_Supplied material:_
• • • • •

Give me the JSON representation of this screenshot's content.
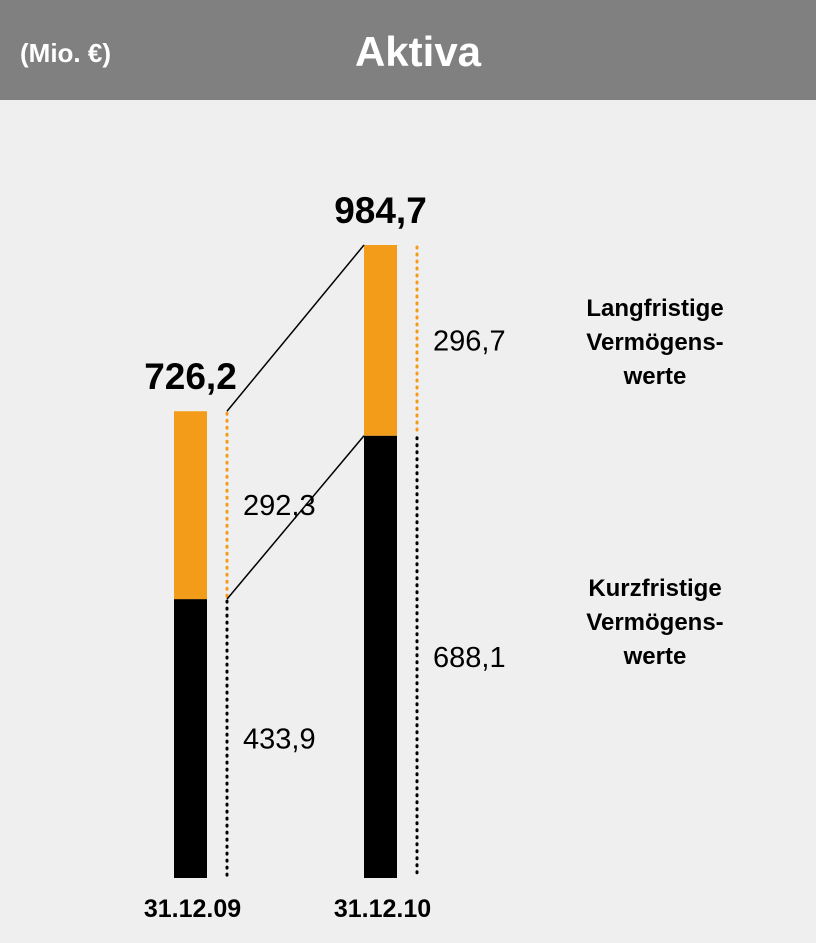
{
  "chart_data": {
    "type": "bar",
    "stacked": true,
    "title": "Aktiva",
    "unit_label": "(Mio. €)",
    "categories": [
      "31.12.09",
      "31.12.10"
    ],
    "series": [
      {
        "name": "Kurzfristige Vermögens-werte",
        "color": "#000000",
        "values": [
          433.9,
          688.1
        ],
        "value_labels": [
          "433,9",
          "688,1"
        ]
      },
      {
        "name": "Langfristige Vermögens-werte",
        "color": "#f39c1a",
        "values": [
          292.3,
          296.7
        ],
        "value_labels": [
          "292,3",
          "296,7"
        ]
      }
    ],
    "totals": [
      726.2,
      984.7
    ],
    "total_labels": [
      "726,2",
      "984,7"
    ]
  }
}
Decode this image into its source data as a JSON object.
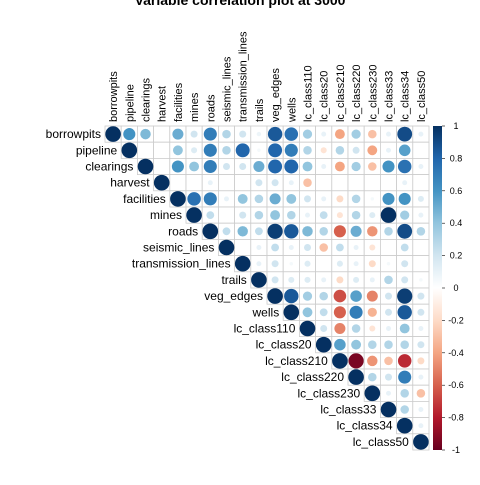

• • • • •

_Given request:_
Do not include images; quote all of the entries above exactly.

_Answer for this exercise:_
Give me the JSON representation of this screenshot's content.
{
  "chart_data": {
    "type": "bar",
    "stacked": true,
    "title": "Aktiva",
    "unit_label": "(Mio. €)",
    "categories": [
      "31.12.09",
      "31.12.10"
    ],
    "series": [
      {
        "name": "Kurzfristige Vermögens-werte",
        "color": "#000000",
        "values": [
          433.9,
          688.1
        ],
        "value_labels": [
          "433,9",
          "688,1"
        ]
      },
      {
        "name": "Langfristige Vermögens-werte",
        "color": "#f39c1a",
        "values": [
          292.3,
          296.7
        ],
        "value_labels": [
          "292,3",
          "296,7"
        ]
      }
    ],
    "totals": [
      726.2,
      984.7
    ],
    "total_labels": [
      "726,2",
      "984,7"
    ]
  }
}
Decode this image into its source data as a JSON object.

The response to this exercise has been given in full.